- THE TASK: Below is a listing; write it out exactly and drop any images from it.

-- SUPPLIED MATERIAL start --

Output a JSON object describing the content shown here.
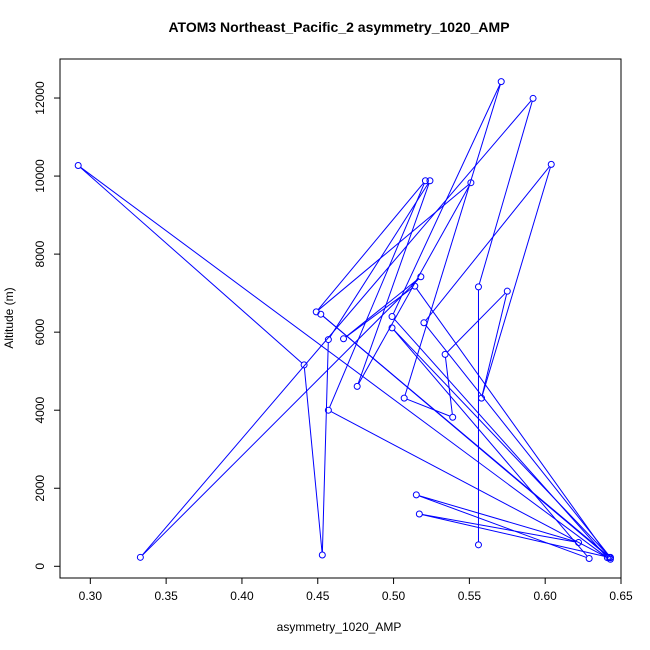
{
  "chart_data": {
    "type": "line",
    "title": "ATOM3 Northeast_Pacific_2 asymmetry_1020_AMP",
    "xlabel": "asymmetry_1020_AMP",
    "ylabel": "Altitude (m)",
    "xlim": [
      0.28,
      0.65
    ],
    "ylim": [
      -300,
      13000
    ],
    "xticks": [
      0.3,
      0.35,
      0.4,
      0.45,
      0.5,
      0.55,
      0.6,
      0.65
    ],
    "xtick_labels": [
      "0.30",
      "0.35",
      "0.40",
      "0.45",
      "0.50",
      "0.55",
      "0.60",
      "0.65"
    ],
    "yticks": [
      0,
      2000,
      4000,
      6000,
      8000,
      10000,
      12000
    ],
    "ytick_labels": [
      "0",
      "2000",
      "4000",
      "6000",
      "8000",
      "10000",
      "12000"
    ],
    "grid": false,
    "legend": "none",
    "series": [
      {
        "color": "#0000ff",
        "marker": "open-circle",
        "points": [
          {
            "x": 0.643,
            "y": 180
          },
          {
            "x": 0.457,
            "y": 4000
          },
          {
            "x": 0.521,
            "y": 9880
          },
          {
            "x": 0.449,
            "y": 6520
          },
          {
            "x": 0.551,
            "y": 9830
          },
          {
            "x": 0.476,
            "y": 4610
          },
          {
            "x": 0.524,
            "y": 9880
          },
          {
            "x": 0.457,
            "y": 5810
          },
          {
            "x": 0.453,
            "y": 290
          },
          {
            "x": 0.441,
            "y": 5160
          },
          {
            "x": 0.292,
            "y": 10270
          },
          {
            "x": 0.641,
            "y": 220
          },
          {
            "x": 0.499,
            "y": 6400
          },
          {
            "x": 0.571,
            "y": 12420
          },
          {
            "x": 0.507,
            "y": 4310
          },
          {
            "x": 0.539,
            "y": 3820
          },
          {
            "x": 0.534,
            "y": 5430
          },
          {
            "x": 0.575,
            "y": 7050
          },
          {
            "x": 0.558,
            "y": 4310
          },
          {
            "x": 0.604,
            "y": 10300
          },
          {
            "x": 0.52,
            "y": 6240
          },
          {
            "x": 0.643,
            "y": 230
          },
          {
            "x": 0.499,
            "y": 6110
          },
          {
            "x": 0.629,
            "y": 200
          },
          {
            "x": 0.515,
            "y": 1830
          },
          {
            "x": 0.622,
            "y": 610
          },
          {
            "x": 0.517,
            "y": 1340
          },
          {
            "x": 0.643,
            "y": 220
          },
          {
            "x": 0.452,
            "y": 6460
          },
          {
            "x": 0.642,
            "y": 230
          },
          {
            "x": 0.514,
            "y": 7180
          },
          {
            "x": 0.467,
            "y": 5830
          },
          {
            "x": 0.518,
            "y": 7420
          },
          {
            "x": 0.333,
            "y": 230
          },
          {
            "x": 0.592,
            "y": 11990
          },
          {
            "x": 0.556,
            "y": 7160
          },
          {
            "x": 0.556,
            "y": 550
          }
        ]
      }
    ]
  }
}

-- SUPPLIED MATERIAL end --

- RESULT OF THE TASK:
Output a JSON object describing the content shown here.
{
  "chart_data": {
    "type": "line",
    "title": "ATOM3 Northeast_Pacific_2 asymmetry_1020_AMP",
    "xlabel": "asymmetry_1020_AMP",
    "ylabel": "Altitude (m)",
    "xlim": [
      0.28,
      0.65
    ],
    "ylim": [
      -300,
      13000
    ],
    "xticks": [
      0.3,
      0.35,
      0.4,
      0.45,
      0.5,
      0.55,
      0.6,
      0.65
    ],
    "xtick_labels": [
      "0.30",
      "0.35",
      "0.40",
      "0.45",
      "0.50",
      "0.55",
      "0.60",
      "0.65"
    ],
    "yticks": [
      0,
      2000,
      4000,
      6000,
      8000,
      10000,
      12000
    ],
    "ytick_labels": [
      "0",
      "2000",
      "4000",
      "6000",
      "8000",
      "10000",
      "12000"
    ],
    "grid": false,
    "legend": "none",
    "series": [
      {
        "color": "#0000ff",
        "marker": "open-circle",
        "points": [
          {
            "x": 0.643,
            "y": 180
          },
          {
            "x": 0.457,
            "y": 4000
          },
          {
            "x": 0.521,
            "y": 9880
          },
          {
            "x": 0.449,
            "y": 6520
          },
          {
            "x": 0.551,
            "y": 9830
          },
          {
            "x": 0.476,
            "y": 4610
          },
          {
            "x": 0.524,
            "y": 9880
          },
          {
            "x": 0.457,
            "y": 5810
          },
          {
            "x": 0.453,
            "y": 290
          },
          {
            "x": 0.441,
            "y": 5160
          },
          {
            "x": 0.292,
            "y": 10270
          },
          {
            "x": 0.641,
            "y": 220
          },
          {
            "x": 0.499,
            "y": 6400
          },
          {
            "x": 0.571,
            "y": 12420
          },
          {
            "x": 0.507,
            "y": 4310
          },
          {
            "x": 0.539,
            "y": 3820
          },
          {
            "x": 0.534,
            "y": 5430
          },
          {
            "x": 0.575,
            "y": 7050
          },
          {
            "x": 0.558,
            "y": 4310
          },
          {
            "x": 0.604,
            "y": 10300
          },
          {
            "x": 0.52,
            "y": 6240
          },
          {
            "x": 0.643,
            "y": 230
          },
          {
            "x": 0.499,
            "y": 6110
          },
          {
            "x": 0.629,
            "y": 200
          },
          {
            "x": 0.515,
            "y": 1830
          },
          {
            "x": 0.622,
            "y": 610
          },
          {
            "x": 0.517,
            "y": 1340
          },
          {
            "x": 0.643,
            "y": 220
          },
          {
            "x": 0.452,
            "y": 6460
          },
          {
            "x": 0.642,
            "y": 230
          },
          {
            "x": 0.514,
            "y": 7180
          },
          {
            "x": 0.467,
            "y": 5830
          },
          {
            "x": 0.518,
            "y": 7420
          },
          {
            "x": 0.333,
            "y": 230
          },
          {
            "x": 0.592,
            "y": 11990
          },
          {
            "x": 0.556,
            "y": 7160
          },
          {
            "x": 0.556,
            "y": 550
          }
        ]
      }
    ]
  }
}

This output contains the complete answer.